**Stated task**
Reproduce the following material line for line, with no changes.

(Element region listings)
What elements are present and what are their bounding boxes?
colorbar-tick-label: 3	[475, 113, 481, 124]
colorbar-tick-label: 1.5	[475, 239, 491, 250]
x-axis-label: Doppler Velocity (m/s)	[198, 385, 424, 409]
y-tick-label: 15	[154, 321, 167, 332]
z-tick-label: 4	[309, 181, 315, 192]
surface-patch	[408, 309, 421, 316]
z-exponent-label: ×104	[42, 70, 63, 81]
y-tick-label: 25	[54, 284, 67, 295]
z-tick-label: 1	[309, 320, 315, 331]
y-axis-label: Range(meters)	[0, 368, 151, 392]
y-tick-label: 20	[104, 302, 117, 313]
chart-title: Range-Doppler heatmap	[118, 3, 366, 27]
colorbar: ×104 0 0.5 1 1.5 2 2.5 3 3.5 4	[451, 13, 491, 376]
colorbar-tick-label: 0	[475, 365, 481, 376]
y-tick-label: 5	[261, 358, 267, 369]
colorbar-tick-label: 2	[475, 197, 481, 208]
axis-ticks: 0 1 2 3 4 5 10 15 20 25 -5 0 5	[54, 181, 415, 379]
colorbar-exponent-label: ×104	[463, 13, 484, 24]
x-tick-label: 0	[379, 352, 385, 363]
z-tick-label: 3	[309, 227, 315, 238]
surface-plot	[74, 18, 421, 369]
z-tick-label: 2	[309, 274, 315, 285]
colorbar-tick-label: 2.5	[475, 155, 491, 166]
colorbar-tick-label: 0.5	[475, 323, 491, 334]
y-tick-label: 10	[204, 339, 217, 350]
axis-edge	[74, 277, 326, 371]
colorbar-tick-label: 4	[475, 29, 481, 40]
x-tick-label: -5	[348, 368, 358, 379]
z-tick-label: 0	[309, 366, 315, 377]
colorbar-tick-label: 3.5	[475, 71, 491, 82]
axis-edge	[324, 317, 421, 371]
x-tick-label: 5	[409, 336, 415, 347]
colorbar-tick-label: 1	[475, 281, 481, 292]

**Exercise output**
What elements are present and what are their bounding boxes?
colorbar-tick-label: 3	[475, 113, 481, 124]
colorbar-tick-label: 1.5	[475, 239, 491, 250]
x-axis-label: Doppler Velocity (m/s)	[198, 385, 424, 409]
y-tick-label: 15	[154, 321, 167, 332]
z-tick-label: 4	[309, 181, 315, 192]
surface-patch	[408, 309, 421, 316]
z-exponent-label: ×104	[42, 70, 63, 81]
y-tick-label: 25	[54, 284, 67, 295]
z-tick-label: 1	[309, 320, 315, 331]
y-axis-label: Range(meters)	[0, 368, 151, 392]
y-tick-label: 20	[104, 302, 117, 313]
chart-title: Range-Doppler heatmap	[118, 3, 366, 27]
colorbar: ×104 0 0.5 1 1.5 2 2.5 3 3.5 4	[451, 13, 491, 376]
colorbar-tick-label: 0	[475, 365, 481, 376]
y-tick-label: 5	[261, 358, 267, 369]
colorbar-tick-label: 2	[475, 197, 481, 208]
axis-ticks: 0 1 2 3 4 5 10 15 20 25 -5 0 5	[54, 181, 415, 379]
colorbar-exponent-label: ×104	[463, 13, 484, 24]
x-tick-label: 0	[379, 352, 385, 363]
z-tick-label: 3	[309, 227, 315, 238]
surface-plot	[74, 18, 421, 369]
z-tick-label: 2	[309, 274, 315, 285]
colorbar-tick-label: 2.5	[475, 155, 491, 166]
colorbar-tick-label: 0.5	[475, 323, 491, 334]
y-tick-label: 10	[204, 339, 217, 350]
axis-edge	[74, 277, 326, 371]
colorbar-tick-label: 4	[475, 29, 481, 40]
x-tick-label: -5	[348, 368, 358, 379]
z-tick-label: 0	[309, 366, 315, 377]
colorbar-tick-label: 3.5	[475, 71, 491, 82]
axis-edge	[324, 317, 421, 371]
x-tick-label: 5	[409, 336, 415, 347]
colorbar-tick-label: 1	[475, 281, 481, 292]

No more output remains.